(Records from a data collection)

-=-=-

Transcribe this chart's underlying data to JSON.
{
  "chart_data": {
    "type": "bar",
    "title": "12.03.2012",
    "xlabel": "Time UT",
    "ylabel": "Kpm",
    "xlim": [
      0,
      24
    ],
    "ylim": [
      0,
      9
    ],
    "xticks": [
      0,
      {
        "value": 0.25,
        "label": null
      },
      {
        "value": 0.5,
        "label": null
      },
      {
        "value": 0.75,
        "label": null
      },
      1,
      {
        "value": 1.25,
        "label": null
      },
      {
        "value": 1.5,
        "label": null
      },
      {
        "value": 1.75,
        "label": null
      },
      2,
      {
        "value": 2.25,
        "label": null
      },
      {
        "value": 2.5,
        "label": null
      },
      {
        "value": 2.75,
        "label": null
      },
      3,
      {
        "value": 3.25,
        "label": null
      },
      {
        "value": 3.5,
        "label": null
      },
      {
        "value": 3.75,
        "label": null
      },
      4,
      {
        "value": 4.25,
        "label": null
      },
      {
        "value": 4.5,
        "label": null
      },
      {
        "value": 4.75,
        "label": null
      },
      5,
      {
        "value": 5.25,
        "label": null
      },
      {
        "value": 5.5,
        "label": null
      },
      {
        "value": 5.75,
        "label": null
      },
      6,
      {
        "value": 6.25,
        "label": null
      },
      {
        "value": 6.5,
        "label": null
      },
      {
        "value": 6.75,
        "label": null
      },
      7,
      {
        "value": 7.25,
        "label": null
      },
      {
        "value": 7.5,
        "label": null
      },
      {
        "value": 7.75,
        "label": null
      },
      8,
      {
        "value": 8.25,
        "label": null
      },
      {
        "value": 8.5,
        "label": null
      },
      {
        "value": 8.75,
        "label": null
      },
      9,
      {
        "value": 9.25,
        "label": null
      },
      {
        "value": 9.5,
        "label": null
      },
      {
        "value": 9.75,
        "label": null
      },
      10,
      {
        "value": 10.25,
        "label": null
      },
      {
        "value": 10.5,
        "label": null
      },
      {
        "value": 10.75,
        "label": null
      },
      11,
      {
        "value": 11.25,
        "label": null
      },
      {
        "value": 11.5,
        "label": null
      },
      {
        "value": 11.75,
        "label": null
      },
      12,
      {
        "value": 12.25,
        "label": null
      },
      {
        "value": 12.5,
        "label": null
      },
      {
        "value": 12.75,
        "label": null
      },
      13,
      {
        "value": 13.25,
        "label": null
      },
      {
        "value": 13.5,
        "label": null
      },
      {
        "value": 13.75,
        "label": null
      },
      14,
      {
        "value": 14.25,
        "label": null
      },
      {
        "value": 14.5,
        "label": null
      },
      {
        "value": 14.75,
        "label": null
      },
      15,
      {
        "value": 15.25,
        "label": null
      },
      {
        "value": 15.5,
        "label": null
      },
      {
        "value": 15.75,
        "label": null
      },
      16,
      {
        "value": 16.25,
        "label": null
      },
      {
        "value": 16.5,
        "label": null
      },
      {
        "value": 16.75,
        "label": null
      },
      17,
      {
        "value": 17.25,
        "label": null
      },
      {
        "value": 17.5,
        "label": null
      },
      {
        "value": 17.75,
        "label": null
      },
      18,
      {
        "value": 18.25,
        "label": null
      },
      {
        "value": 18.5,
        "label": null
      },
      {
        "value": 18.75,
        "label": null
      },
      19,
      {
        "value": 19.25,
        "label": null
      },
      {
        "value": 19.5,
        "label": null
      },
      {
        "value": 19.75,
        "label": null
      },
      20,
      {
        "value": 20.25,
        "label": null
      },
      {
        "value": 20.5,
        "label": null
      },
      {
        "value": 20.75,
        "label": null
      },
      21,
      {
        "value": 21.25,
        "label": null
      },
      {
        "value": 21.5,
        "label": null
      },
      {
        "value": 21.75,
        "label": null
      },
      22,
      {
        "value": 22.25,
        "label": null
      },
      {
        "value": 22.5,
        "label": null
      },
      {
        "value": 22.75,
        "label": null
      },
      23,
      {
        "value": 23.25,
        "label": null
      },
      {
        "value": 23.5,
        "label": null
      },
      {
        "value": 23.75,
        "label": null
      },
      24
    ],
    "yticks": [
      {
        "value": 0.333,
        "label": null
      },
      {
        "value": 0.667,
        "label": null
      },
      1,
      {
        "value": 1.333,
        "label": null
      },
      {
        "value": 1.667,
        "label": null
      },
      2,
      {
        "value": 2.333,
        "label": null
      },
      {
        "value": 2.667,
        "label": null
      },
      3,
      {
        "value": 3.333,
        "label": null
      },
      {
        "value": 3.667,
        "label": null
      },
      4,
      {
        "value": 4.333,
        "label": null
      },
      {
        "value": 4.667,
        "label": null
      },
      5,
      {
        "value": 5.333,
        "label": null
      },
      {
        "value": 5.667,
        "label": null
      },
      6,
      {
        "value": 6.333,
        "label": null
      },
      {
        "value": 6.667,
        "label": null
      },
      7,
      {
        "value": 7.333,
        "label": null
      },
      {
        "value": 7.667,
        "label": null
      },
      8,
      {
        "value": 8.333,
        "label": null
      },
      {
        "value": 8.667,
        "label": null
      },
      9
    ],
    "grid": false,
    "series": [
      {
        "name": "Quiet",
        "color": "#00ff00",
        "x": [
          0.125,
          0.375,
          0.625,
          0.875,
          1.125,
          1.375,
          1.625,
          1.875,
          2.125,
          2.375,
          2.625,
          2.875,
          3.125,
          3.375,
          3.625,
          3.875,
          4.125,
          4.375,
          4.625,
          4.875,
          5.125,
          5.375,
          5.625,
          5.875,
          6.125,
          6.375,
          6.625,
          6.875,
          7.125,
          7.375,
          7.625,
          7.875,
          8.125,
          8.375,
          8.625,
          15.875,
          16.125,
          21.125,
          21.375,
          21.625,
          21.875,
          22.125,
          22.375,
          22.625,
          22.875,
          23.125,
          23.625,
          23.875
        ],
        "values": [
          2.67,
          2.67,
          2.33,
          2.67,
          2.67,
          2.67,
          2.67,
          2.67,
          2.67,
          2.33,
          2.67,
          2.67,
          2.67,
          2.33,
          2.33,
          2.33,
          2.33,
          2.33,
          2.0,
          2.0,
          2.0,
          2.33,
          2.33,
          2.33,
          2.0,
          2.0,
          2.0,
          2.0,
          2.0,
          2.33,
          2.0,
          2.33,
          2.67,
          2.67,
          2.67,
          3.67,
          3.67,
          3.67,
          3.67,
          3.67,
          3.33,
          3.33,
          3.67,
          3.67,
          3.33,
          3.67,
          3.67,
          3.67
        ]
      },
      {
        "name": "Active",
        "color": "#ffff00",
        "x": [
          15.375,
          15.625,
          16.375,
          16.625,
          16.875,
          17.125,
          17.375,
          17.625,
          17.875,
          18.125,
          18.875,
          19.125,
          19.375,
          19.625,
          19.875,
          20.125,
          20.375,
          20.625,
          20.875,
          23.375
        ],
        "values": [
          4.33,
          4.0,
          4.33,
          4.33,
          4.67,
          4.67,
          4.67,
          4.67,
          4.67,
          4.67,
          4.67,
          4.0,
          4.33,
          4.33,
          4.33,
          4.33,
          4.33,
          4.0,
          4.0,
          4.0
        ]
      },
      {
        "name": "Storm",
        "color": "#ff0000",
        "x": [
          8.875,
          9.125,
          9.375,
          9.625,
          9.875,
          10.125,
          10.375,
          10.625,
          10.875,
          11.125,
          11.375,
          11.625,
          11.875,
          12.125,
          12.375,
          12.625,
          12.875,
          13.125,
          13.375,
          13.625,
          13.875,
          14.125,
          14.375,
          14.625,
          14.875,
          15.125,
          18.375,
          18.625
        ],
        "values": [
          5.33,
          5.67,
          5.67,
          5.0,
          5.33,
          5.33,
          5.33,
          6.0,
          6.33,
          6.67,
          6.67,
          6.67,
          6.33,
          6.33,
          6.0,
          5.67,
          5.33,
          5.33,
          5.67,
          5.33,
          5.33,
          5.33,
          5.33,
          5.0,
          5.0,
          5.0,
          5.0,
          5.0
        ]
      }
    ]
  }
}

-=-=-

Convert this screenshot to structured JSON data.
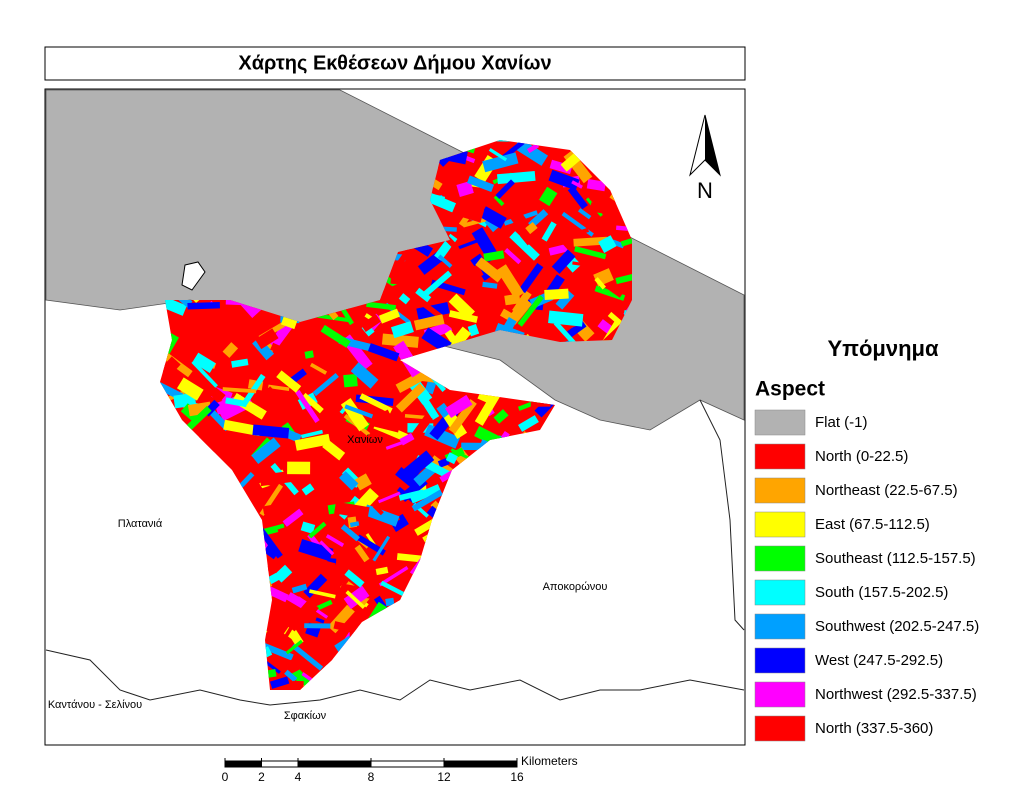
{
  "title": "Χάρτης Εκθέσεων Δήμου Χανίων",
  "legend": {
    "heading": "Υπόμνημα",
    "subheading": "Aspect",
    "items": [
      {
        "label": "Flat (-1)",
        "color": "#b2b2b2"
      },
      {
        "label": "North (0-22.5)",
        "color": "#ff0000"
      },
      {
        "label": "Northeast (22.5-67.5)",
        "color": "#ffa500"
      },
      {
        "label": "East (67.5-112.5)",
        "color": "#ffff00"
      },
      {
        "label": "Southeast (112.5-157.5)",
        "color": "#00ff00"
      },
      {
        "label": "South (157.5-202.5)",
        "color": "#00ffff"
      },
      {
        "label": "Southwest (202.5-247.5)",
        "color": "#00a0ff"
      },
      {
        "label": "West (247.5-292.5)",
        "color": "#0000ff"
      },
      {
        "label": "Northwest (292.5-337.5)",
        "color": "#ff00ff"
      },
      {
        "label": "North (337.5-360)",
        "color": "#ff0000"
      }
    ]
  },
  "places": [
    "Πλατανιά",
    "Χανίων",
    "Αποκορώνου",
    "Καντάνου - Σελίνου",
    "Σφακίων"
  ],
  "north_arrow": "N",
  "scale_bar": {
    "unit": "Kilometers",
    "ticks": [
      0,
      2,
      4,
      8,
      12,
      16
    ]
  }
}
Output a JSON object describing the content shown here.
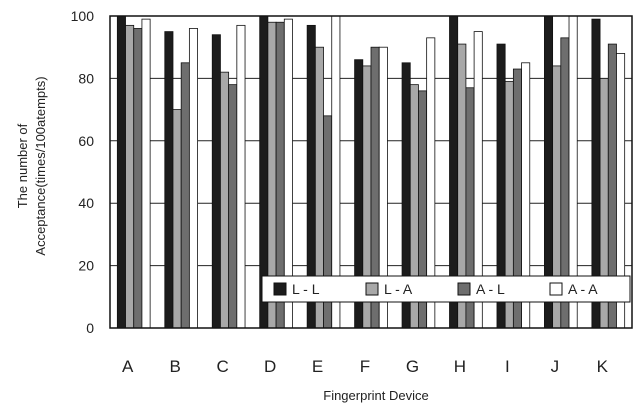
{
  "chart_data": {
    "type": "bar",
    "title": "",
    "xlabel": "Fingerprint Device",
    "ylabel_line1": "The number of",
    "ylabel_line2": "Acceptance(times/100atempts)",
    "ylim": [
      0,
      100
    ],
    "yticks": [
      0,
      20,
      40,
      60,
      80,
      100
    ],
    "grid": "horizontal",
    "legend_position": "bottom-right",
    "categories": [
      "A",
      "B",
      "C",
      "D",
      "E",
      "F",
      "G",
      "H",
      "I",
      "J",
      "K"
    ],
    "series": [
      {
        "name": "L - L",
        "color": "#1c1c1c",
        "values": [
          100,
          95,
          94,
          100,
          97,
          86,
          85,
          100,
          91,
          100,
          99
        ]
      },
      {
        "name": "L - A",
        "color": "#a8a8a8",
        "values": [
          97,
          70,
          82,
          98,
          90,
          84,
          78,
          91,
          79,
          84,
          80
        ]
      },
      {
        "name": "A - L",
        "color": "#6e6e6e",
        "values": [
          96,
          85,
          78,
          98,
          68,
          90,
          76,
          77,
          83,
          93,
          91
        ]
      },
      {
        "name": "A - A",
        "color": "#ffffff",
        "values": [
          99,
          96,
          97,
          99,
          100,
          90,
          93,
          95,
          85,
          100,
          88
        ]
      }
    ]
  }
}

-=-=-

### Problem description
In the listing, how many lines hold "name"? Answer with a bare number.

### Full output
7